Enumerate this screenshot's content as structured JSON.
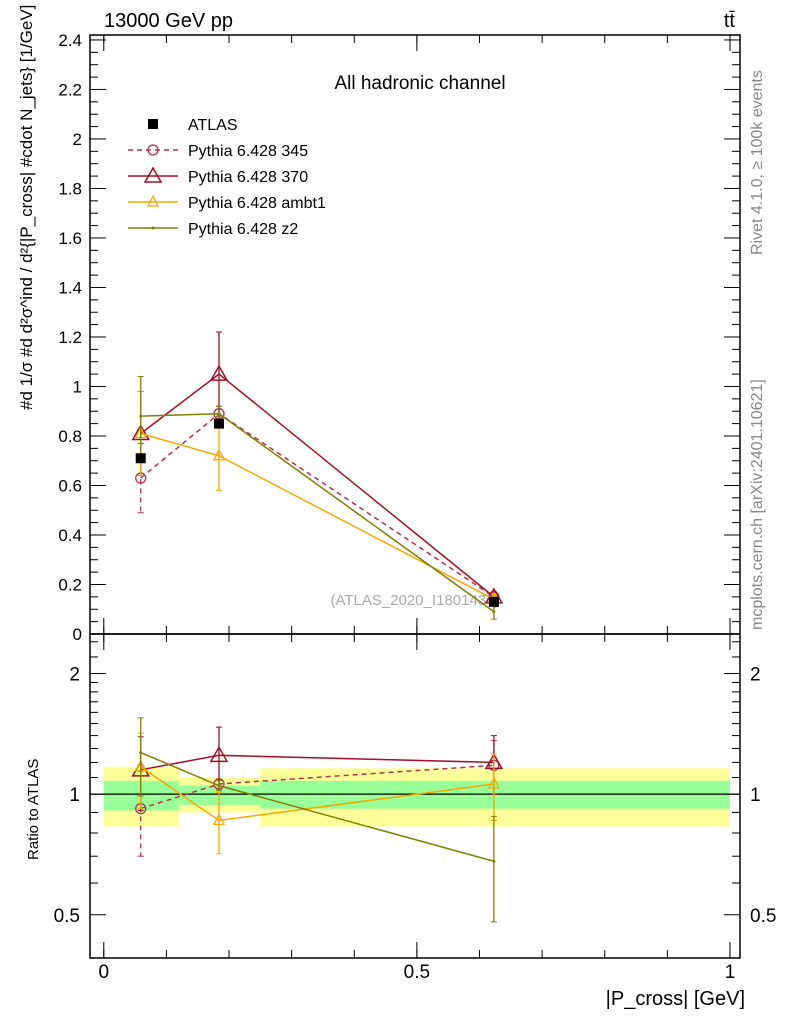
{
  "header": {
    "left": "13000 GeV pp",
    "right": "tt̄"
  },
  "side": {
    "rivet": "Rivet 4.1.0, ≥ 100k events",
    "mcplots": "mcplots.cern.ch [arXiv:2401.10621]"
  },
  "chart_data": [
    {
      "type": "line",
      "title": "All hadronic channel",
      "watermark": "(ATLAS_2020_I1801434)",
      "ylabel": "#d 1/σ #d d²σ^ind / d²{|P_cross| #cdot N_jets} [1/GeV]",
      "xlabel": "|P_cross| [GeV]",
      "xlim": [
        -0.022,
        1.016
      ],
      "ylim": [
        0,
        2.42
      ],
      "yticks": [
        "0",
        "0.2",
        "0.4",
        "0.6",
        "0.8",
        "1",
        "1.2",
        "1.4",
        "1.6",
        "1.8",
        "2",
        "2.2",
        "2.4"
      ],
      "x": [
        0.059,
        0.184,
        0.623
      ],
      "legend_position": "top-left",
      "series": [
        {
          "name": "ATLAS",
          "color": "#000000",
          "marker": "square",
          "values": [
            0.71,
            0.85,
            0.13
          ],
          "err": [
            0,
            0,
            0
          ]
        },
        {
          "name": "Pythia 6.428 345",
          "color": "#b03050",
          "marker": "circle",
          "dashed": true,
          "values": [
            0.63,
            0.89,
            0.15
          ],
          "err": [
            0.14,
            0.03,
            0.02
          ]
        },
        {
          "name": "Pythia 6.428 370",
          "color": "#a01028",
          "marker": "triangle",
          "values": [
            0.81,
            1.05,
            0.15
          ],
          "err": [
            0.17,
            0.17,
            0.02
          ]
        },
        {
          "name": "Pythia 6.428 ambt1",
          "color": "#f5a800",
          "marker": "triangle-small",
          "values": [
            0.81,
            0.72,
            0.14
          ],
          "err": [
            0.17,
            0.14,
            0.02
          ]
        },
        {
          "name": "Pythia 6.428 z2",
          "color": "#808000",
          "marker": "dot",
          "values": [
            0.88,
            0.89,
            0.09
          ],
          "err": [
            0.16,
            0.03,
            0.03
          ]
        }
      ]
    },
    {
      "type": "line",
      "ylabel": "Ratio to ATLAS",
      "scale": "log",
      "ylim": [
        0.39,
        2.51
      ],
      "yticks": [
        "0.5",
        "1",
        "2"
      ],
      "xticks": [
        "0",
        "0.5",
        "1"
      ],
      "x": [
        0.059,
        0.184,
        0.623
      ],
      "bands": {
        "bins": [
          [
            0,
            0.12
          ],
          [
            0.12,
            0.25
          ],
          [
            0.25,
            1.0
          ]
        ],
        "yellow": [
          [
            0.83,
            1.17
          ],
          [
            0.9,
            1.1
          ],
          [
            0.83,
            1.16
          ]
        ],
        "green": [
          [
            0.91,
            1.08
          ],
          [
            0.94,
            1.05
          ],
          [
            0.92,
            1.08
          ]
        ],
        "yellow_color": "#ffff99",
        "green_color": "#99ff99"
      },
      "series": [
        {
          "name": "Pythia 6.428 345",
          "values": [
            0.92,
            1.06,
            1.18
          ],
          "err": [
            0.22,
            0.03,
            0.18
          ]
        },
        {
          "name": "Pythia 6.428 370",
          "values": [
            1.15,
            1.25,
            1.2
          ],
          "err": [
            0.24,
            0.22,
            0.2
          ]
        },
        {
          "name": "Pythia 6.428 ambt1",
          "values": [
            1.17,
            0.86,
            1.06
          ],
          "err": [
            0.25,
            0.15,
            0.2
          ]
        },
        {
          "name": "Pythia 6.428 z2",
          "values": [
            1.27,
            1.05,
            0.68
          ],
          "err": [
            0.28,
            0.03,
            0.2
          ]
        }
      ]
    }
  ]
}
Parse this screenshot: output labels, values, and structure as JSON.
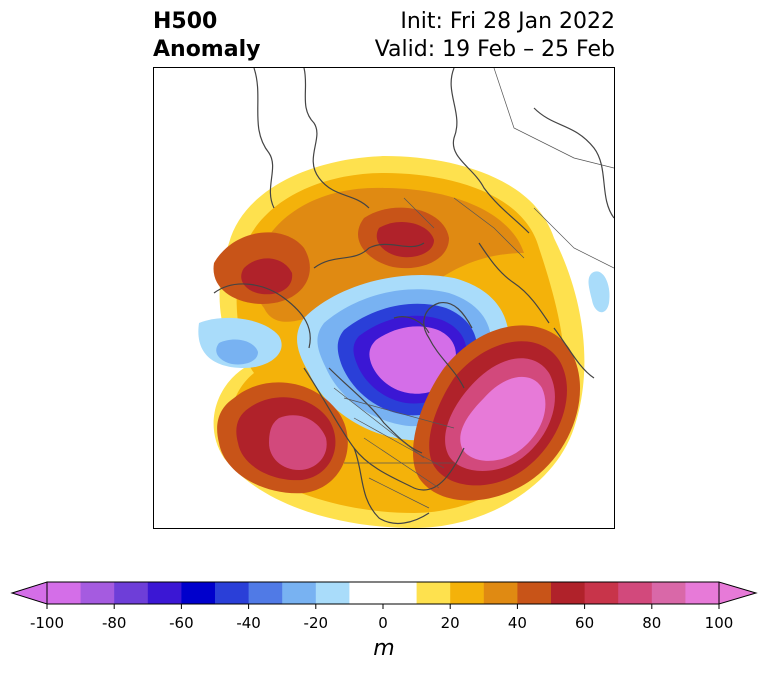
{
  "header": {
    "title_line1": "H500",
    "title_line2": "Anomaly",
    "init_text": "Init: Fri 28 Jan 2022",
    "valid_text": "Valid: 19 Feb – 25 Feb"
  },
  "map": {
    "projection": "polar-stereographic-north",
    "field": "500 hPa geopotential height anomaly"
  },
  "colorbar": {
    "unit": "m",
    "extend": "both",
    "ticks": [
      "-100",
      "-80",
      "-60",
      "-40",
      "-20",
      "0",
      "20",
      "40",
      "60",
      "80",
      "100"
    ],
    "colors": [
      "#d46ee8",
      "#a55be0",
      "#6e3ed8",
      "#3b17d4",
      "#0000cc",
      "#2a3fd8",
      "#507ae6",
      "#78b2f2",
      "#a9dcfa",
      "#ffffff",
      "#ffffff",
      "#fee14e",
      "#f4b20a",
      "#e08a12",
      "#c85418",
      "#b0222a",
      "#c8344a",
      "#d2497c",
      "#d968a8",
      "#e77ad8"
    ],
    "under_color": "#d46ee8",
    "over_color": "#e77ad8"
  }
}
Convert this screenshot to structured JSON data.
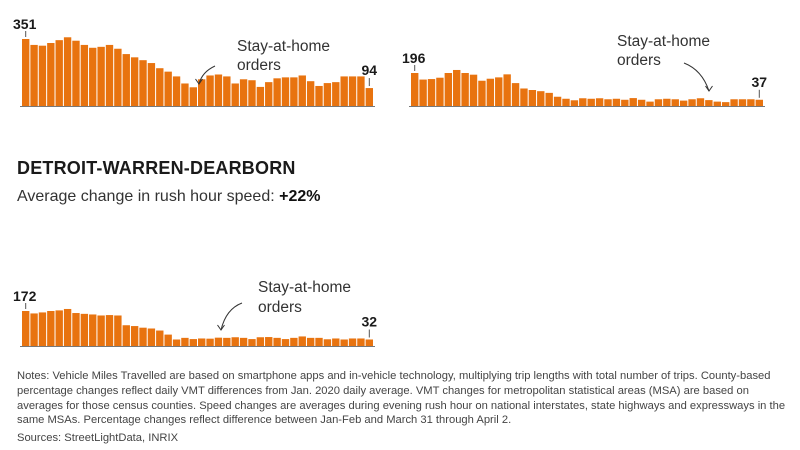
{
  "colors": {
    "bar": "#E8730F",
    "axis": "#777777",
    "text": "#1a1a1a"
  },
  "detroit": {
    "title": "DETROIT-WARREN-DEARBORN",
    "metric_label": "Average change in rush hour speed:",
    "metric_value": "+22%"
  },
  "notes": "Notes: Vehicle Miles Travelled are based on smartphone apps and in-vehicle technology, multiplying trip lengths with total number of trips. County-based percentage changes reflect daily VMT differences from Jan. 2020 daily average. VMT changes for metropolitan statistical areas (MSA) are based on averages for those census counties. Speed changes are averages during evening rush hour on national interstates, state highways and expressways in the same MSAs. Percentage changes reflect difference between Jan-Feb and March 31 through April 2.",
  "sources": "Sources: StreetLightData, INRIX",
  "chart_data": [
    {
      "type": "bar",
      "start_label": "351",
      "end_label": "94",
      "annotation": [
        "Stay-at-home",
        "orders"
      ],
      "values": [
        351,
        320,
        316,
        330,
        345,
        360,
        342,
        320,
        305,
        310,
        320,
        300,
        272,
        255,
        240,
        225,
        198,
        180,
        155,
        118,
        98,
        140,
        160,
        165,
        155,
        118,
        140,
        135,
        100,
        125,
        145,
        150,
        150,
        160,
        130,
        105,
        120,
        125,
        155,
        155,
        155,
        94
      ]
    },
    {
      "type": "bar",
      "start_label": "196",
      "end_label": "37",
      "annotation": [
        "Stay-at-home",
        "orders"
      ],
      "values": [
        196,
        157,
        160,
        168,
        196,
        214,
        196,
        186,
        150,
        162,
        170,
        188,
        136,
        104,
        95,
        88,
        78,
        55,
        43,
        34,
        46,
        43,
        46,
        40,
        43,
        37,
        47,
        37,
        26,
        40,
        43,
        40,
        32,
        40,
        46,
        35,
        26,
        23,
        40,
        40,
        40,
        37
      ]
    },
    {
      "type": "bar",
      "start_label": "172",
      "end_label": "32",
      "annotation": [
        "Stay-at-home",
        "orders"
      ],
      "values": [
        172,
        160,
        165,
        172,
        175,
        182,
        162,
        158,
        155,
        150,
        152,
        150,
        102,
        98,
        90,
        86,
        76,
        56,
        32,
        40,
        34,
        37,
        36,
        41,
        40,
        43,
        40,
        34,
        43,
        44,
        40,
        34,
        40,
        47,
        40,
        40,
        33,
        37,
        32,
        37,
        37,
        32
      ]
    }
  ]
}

+++

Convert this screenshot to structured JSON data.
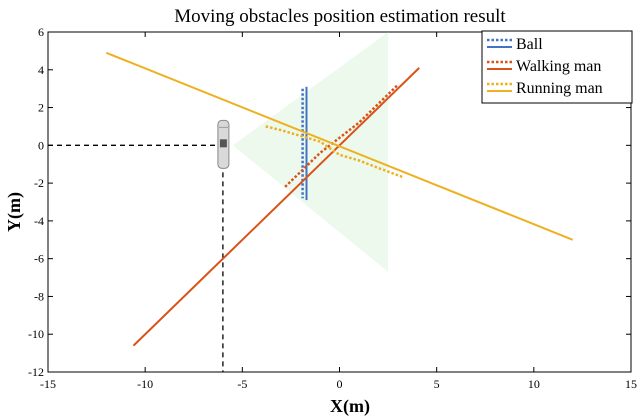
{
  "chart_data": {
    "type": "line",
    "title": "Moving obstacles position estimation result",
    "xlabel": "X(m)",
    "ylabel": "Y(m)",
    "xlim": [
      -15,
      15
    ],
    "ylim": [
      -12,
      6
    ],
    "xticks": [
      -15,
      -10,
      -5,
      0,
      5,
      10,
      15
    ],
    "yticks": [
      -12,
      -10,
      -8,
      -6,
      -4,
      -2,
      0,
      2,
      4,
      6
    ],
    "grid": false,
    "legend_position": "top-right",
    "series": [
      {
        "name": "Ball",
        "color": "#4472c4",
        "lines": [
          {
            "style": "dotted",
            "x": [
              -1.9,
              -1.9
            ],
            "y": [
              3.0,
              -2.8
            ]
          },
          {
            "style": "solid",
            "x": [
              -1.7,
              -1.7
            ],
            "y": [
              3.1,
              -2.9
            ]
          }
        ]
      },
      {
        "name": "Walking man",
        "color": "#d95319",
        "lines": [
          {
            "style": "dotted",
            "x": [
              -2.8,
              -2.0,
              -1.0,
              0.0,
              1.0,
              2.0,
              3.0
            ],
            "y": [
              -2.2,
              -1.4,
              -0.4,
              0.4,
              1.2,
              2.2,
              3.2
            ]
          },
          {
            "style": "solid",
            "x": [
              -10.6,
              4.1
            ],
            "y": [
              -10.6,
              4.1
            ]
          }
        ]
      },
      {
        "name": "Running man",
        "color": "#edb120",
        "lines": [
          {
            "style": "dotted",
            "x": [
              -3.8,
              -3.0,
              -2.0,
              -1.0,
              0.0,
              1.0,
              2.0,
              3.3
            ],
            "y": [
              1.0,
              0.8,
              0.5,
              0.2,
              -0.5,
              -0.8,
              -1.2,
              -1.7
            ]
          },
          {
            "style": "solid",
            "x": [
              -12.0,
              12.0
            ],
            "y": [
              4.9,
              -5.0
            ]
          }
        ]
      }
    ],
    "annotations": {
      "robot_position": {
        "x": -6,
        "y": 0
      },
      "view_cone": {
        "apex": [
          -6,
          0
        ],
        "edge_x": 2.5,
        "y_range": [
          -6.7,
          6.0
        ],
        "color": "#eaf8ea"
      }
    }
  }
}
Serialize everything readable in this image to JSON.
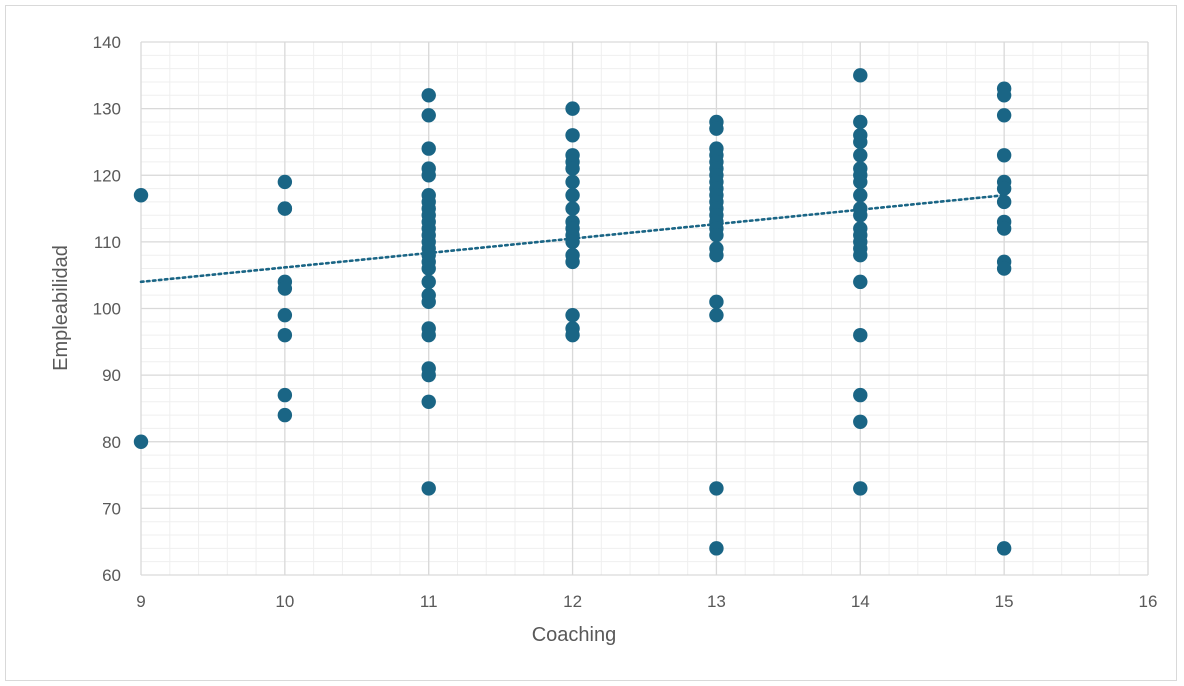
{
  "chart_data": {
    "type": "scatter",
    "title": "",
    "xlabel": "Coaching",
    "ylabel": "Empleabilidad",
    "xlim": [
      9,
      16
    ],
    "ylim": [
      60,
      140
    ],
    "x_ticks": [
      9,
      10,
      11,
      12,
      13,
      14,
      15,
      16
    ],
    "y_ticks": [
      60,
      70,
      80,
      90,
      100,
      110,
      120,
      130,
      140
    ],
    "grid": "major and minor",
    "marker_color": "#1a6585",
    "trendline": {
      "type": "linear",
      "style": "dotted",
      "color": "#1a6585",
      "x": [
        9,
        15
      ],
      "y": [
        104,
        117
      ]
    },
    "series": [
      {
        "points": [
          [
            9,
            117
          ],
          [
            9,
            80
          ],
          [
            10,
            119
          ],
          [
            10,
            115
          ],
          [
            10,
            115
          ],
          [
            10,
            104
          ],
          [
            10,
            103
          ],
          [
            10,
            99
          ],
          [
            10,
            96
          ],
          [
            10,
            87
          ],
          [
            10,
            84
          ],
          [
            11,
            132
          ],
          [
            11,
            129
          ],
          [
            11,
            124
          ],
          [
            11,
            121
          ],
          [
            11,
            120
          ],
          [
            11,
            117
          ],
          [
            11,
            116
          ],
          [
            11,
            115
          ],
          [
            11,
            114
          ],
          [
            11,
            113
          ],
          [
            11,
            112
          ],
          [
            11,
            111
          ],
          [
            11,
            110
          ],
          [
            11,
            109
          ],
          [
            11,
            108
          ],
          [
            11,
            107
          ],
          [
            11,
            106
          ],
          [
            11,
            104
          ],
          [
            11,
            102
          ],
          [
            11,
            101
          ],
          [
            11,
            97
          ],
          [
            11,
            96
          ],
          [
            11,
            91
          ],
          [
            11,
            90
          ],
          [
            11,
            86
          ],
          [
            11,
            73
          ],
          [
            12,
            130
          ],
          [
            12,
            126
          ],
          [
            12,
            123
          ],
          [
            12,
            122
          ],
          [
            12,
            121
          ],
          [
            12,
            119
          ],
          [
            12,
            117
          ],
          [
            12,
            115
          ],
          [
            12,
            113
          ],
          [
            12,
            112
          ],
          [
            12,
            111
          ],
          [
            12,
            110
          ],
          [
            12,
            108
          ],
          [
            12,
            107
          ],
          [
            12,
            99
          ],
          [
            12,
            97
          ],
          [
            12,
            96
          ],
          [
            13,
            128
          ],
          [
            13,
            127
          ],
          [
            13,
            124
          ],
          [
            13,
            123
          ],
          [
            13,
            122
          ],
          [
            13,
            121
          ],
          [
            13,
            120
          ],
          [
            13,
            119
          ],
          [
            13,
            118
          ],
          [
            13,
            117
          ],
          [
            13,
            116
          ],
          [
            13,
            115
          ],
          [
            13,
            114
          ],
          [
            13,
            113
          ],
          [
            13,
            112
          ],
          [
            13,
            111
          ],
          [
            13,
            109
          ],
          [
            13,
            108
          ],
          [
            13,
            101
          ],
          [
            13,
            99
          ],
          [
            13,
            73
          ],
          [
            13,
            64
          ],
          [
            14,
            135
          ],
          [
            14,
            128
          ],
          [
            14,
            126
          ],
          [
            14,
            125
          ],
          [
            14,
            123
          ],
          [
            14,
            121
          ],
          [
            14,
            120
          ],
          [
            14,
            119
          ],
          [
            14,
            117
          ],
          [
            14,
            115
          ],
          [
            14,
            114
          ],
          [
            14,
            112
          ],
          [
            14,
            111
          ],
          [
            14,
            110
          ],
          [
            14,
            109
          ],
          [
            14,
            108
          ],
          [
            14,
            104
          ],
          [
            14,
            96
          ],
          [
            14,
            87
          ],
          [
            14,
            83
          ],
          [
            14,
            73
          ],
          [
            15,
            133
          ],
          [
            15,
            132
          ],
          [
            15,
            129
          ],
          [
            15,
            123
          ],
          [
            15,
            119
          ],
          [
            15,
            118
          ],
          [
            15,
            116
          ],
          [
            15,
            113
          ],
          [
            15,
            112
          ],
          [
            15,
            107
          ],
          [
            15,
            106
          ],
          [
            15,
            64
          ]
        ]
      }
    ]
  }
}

+++

**Work to complete:** Copy out each line that contains the word "ylabel".

**Final result:**
      "ylabel": "#d 1/σ #d d²σ^ind / d²{|P_cross| #cdot N_jets} [1/GeV]",
      "ylabel": "Ratio to ATLAS",
    "ylabel": "Y(m)",
    "ylabel": "Empleabilidad",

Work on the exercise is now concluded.